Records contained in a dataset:
((
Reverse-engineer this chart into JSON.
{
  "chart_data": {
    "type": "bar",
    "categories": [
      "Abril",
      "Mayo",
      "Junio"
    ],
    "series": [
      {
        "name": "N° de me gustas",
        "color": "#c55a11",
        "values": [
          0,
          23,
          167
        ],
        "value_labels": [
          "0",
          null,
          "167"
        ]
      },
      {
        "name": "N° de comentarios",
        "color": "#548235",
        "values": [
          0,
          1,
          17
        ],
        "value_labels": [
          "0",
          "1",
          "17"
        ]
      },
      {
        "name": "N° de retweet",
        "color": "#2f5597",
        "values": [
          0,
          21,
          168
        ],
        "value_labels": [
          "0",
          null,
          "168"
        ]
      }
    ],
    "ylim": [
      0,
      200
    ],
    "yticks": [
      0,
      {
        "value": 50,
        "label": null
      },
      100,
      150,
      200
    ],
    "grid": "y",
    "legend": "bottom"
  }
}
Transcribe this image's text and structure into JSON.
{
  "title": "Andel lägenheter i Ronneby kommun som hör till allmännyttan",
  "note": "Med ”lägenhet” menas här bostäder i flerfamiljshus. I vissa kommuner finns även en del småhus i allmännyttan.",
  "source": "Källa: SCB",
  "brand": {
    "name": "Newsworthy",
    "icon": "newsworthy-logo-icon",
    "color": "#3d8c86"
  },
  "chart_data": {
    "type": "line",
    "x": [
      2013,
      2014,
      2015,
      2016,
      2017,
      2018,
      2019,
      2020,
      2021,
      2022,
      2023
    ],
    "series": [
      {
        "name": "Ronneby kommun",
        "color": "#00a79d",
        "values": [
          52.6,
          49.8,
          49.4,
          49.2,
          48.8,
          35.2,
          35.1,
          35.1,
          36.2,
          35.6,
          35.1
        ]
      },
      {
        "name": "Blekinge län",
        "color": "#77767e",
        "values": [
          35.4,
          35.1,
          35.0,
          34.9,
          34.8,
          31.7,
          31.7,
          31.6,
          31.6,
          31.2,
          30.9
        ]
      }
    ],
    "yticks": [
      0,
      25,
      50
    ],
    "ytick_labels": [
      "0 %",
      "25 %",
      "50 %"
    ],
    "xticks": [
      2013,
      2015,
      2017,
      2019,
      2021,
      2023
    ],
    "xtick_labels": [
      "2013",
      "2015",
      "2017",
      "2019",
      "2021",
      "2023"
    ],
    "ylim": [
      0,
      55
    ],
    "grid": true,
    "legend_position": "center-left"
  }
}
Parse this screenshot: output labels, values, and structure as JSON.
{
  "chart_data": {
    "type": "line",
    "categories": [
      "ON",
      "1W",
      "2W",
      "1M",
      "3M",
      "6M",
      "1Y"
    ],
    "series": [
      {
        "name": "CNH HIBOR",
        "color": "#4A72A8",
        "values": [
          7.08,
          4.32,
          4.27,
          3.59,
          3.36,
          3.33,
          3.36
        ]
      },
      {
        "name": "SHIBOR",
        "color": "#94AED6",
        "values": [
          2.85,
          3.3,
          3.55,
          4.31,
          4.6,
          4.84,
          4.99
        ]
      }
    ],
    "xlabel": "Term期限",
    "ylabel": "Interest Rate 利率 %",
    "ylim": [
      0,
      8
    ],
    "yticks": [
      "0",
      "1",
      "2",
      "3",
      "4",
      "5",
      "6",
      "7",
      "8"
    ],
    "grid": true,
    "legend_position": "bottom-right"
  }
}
))
TASK: Report how many lines in the records above contain the word "into", giving only the number.

WRITTEN ANSWER: 2